Enunciado da tarefa
No trecho sobre antissemitismo, quem usou a expressão "negacionismo progressista"?

Trecho para análise
%%

Já em 2023, o dia 7 de outubro ficou marcado por um dos mais abomináveis atos terroristas já cometidos na história. Até então, falar sobre antissemitismo para o público brasileiro era sempre um desafio – porque parecia um ódio abstrato, talvez adormecido ou invisibilizado. Porém, o que o cofundador e diretor do Instituto Brasil-Israel (IBI), David Diesendruck, chamou de “negacionismo progressista” se transformou na mola propulsora de uma apologia à barbárie disfarçada de antissionismo. Apesar de um fenômeno historicamente complexo e de uma compreensão sociológica bastante hermética, o antissemitismo não é algo oculto ou que reside no submundo da sociedade. Ele existe, é real e pode ser facilmente detectado – como tem sido nos últimos meses, em todo o mundo.

%%

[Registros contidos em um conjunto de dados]
%%

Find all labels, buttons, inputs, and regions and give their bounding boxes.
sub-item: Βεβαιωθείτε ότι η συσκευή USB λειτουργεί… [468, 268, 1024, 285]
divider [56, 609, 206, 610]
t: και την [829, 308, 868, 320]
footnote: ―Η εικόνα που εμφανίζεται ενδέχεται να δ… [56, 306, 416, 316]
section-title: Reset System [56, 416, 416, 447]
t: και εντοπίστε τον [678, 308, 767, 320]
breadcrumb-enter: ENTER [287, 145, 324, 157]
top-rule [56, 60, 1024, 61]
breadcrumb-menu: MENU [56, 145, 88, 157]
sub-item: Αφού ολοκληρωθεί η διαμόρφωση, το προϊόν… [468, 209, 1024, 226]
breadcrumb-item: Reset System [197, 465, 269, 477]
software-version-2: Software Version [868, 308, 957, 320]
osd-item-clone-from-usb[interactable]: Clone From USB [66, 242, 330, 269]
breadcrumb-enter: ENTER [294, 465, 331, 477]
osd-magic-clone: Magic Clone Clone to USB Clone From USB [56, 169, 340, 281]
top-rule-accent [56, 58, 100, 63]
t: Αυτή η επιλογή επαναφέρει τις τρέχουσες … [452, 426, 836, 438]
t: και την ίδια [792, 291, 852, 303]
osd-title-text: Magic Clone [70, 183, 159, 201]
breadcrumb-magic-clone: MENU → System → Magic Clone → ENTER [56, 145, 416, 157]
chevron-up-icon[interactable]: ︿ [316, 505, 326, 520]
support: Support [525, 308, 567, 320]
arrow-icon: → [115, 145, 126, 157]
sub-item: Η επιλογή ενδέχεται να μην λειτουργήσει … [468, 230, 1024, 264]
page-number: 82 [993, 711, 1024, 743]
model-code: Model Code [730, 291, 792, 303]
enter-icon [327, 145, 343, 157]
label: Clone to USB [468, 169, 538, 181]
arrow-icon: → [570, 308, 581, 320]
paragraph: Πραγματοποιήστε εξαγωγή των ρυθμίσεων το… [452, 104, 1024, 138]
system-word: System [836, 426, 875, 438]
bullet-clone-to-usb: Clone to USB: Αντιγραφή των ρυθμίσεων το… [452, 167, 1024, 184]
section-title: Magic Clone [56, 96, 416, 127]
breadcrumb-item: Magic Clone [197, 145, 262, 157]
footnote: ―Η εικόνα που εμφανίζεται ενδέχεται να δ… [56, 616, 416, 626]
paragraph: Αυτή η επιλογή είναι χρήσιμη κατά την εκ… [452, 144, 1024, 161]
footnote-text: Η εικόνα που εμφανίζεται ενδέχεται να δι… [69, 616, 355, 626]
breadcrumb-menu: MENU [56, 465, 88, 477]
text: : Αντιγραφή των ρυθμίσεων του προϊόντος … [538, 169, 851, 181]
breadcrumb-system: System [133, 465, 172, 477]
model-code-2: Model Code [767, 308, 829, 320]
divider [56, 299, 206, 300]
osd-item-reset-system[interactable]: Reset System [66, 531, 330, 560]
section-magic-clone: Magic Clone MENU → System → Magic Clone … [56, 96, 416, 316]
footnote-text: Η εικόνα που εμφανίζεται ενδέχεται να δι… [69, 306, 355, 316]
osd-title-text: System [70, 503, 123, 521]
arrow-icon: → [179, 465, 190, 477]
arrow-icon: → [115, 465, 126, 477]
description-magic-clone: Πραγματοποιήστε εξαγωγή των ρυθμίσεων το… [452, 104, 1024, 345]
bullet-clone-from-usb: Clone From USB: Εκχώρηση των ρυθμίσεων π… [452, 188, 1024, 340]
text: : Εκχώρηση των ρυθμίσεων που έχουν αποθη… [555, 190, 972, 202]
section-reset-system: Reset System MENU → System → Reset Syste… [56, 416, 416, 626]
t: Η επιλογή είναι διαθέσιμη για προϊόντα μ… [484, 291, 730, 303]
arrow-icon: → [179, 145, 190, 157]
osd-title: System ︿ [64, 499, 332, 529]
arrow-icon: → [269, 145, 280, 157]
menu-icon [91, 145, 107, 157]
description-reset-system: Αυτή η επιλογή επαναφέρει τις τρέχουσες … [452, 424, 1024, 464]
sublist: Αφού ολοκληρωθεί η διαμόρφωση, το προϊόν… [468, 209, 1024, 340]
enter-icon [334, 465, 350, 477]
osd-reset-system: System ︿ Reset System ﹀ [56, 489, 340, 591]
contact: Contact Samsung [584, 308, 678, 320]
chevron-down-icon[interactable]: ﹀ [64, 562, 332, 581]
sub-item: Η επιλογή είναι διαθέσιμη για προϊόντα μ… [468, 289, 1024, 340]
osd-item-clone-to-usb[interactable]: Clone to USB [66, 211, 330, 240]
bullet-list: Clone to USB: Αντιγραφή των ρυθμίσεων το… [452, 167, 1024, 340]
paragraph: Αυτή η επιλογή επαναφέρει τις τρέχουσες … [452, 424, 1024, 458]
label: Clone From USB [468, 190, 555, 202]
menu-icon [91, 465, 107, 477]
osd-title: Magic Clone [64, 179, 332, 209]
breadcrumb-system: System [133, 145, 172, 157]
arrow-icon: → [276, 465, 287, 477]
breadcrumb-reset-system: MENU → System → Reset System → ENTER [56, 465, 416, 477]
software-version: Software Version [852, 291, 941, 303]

%%

Resultado da tarefa
David Diesendruck, cofundador e diretor do Instituto Brasil-Israel (IBI).